→ Task goal:
Exclude the pictures and reproduce the remaining data exactly as written.

[Start Exercise input]

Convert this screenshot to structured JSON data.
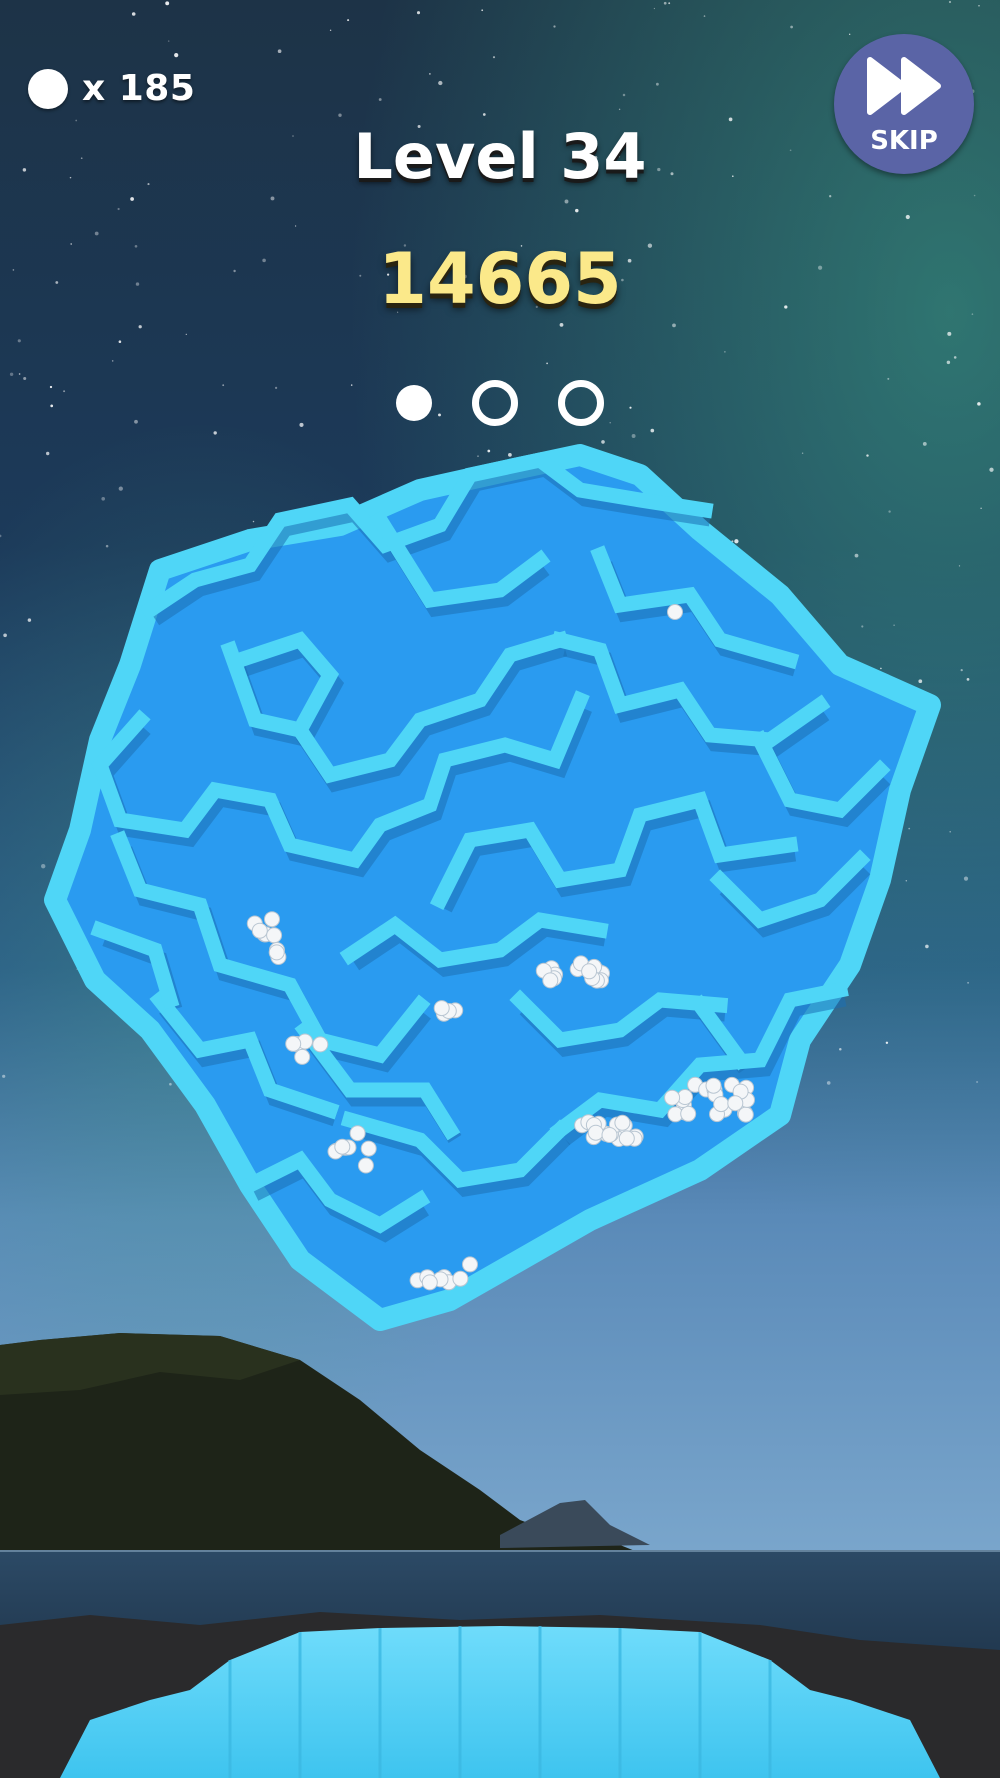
{
  "hud": {
    "ball_count": "x 185",
    "level_title": "Level 34",
    "score": "14665",
    "stage_progress": {
      "completed": 1,
      "total": 3
    },
    "skip_label": "SKIP"
  },
  "colors": {
    "maze_floor": "#2a9bf0",
    "maze_wall": "#4fd6f7",
    "score_text": "#fbe98a",
    "skip_button": "#5a64a6"
  },
  "icons": [
    "ball-icon",
    "fast-forward-icon"
  ]
}
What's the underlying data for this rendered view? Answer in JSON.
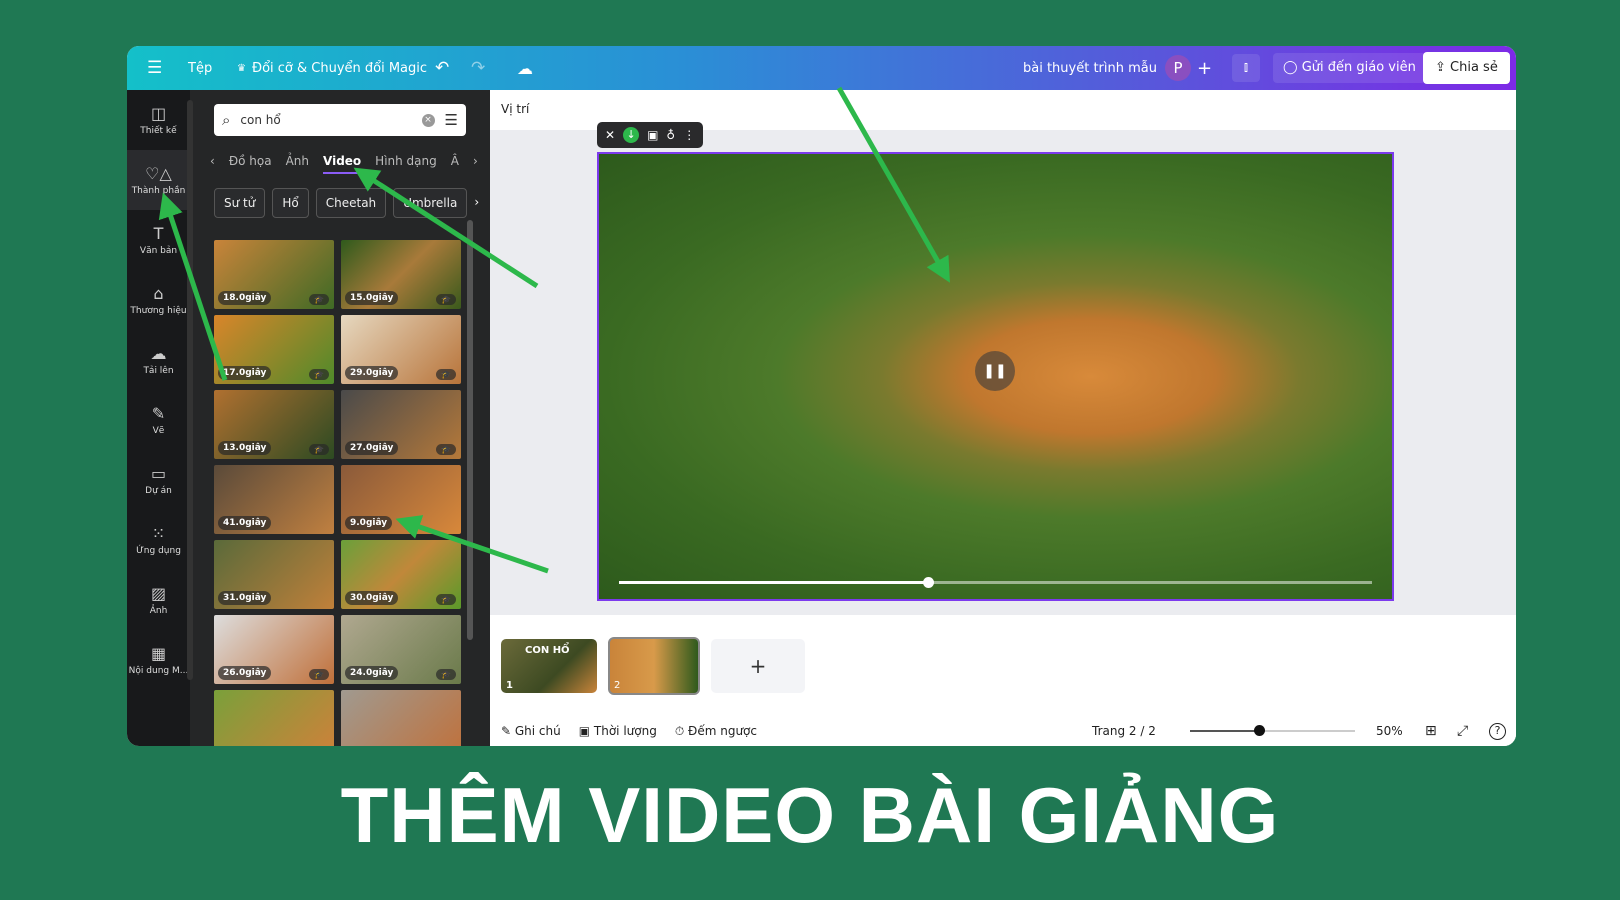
{
  "topbar": {
    "file": "Tệp",
    "magic": "Đổi cỡ & Chuyển đổi Magic",
    "doc_title": "bài thuyết trình mẫu",
    "avatar": "P",
    "send_teacher": "Gửi đến giáo viên",
    "share": "Chia sẻ"
  },
  "rail": [
    {
      "label": "Thiết kế",
      "icon": "layout-icon"
    },
    {
      "label": "Thành phần",
      "icon": "shapes-icon"
    },
    {
      "label": "Văn bản",
      "icon": "text-icon"
    },
    {
      "label": "Thương hiệu",
      "icon": "brand-icon"
    },
    {
      "label": "Tải lên",
      "icon": "upload-icon"
    },
    {
      "label": "Vẽ",
      "icon": "draw-icon"
    },
    {
      "label": "Dự án",
      "icon": "folder-icon"
    },
    {
      "label": "Ứng dụng",
      "icon": "apps-icon"
    },
    {
      "label": "Ảnh",
      "icon": "image-icon"
    },
    {
      "label": "Nội dung M...",
      "icon": "magic-media-icon"
    }
  ],
  "panel": {
    "search_value": "con hổ",
    "tabs": [
      "Đồ họa",
      "Ảnh",
      "Video",
      "Hình dạng",
      "Â"
    ],
    "active_tab": "Video",
    "chips": [
      "Sư tử",
      "Hổ",
      "Cheetah",
      "Umbrella"
    ],
    "videos": [
      "18.0giây",
      "15.0giây",
      "17.0giây",
      "29.0giây",
      "13.0giây",
      "27.0giây",
      "41.0giây",
      "9.0giây",
      "31.0giây",
      "30.0giây",
      "26.0giây",
      "24.0giây",
      "",
      ""
    ]
  },
  "canvas": {
    "position_label": "Vị trí",
    "video_progress": 0.41
  },
  "pages": {
    "thumb1_title": "CON HỔ",
    "thumb1_num": "1",
    "thumb2_num": "2",
    "add": "+"
  },
  "footer": {
    "notes": "Ghi chú",
    "duration": "Thời lượng",
    "timer": "Đếm ngược",
    "page": "Trang 2 / 2",
    "zoom": "50%",
    "zoom_level": 0.42
  },
  "caption": "THÊM VIDEO BÀI GIẢNG",
  "colors": {
    "background": "#1f7853",
    "accent": "#7c3aed",
    "arrow": "#2db84b"
  }
}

[End Exercise input]

→ Finished task:
Convert this screenshot to structured JSON data.
{
  "hud": {
    "ball_count": "x 185",
    "level_title": "Level 34",
    "score": "14665",
    "stage_progress": {
      "completed": 1,
      "total": 3
    },
    "skip_label": "SKIP"
  },
  "colors": {
    "maze_floor": "#2a9bf0",
    "maze_wall": "#4fd6f7",
    "score_text": "#fbe98a",
    "skip_button": "#5a64a6"
  },
  "icons": [
    "ball-icon",
    "fast-forward-icon"
  ]
}
What's the underlying data for this rendered view? Answer in JSON.
{
  "topbar": {
    "file": "Tệp",
    "magic": "Đổi cỡ & Chuyển đổi Magic",
    "doc_title": "bài thuyết trình mẫu",
    "avatar": "P",
    "send_teacher": "Gửi đến giáo viên",
    "share": "Chia sẻ"
  },
  "rail": [
    {
      "label": "Thiết kế",
      "icon": "layout-icon"
    },
    {
      "label": "Thành phần",
      "icon": "shapes-icon"
    },
    {
      "label": "Văn bản",
      "icon": "text-icon"
    },
    {
      "label": "Thương hiệu",
      "icon": "brand-icon"
    },
    {
      "label": "Tải lên",
      "icon": "upload-icon"
    },
    {
      "label": "Vẽ",
      "icon": "draw-icon"
    },
    {
      "label": "Dự án",
      "icon": "folder-icon"
    },
    {
      "label": "Ứng dụng",
      "icon": "apps-icon"
    },
    {
      "label": "Ảnh",
      "icon": "image-icon"
    },
    {
      "label": "Nội dung M...",
      "icon": "magic-media-icon"
    }
  ],
  "panel": {
    "search_value": "con hổ",
    "tabs": [
      "Đồ họa",
      "Ảnh",
      "Video",
      "Hình dạng",
      "Â"
    ],
    "active_tab": "Video",
    "chips": [
      "Sư tử",
      "Hổ",
      "Cheetah",
      "Umbrella"
    ],
    "videos": [
      "18.0giây",
      "15.0giây",
      "17.0giây",
      "29.0giây",
      "13.0giây",
      "27.0giây",
      "41.0giây",
      "9.0giây",
      "31.0giây",
      "30.0giây",
      "26.0giây",
      "24.0giây",
      "",
      ""
    ]
  },
  "canvas": {
    "position_label": "Vị trí",
    "video_progress": 0.41
  },
  "pages": {
    "thumb1_title": "CON HỔ",
    "thumb1_num": "1",
    "thumb2_num": "2",
    "add": "+"
  },
  "footer": {
    "notes": "Ghi chú",
    "duration": "Thời lượng",
    "timer": "Đếm ngược",
    "page": "Trang 2 / 2",
    "zoom": "50%",
    "zoom_level": 0.42
  },
  "caption": "THÊM VIDEO BÀI GIẢNG",
  "colors": {
    "background": "#1f7853",
    "accent": "#7c3aed",
    "arrow": "#2db84b"
  }
}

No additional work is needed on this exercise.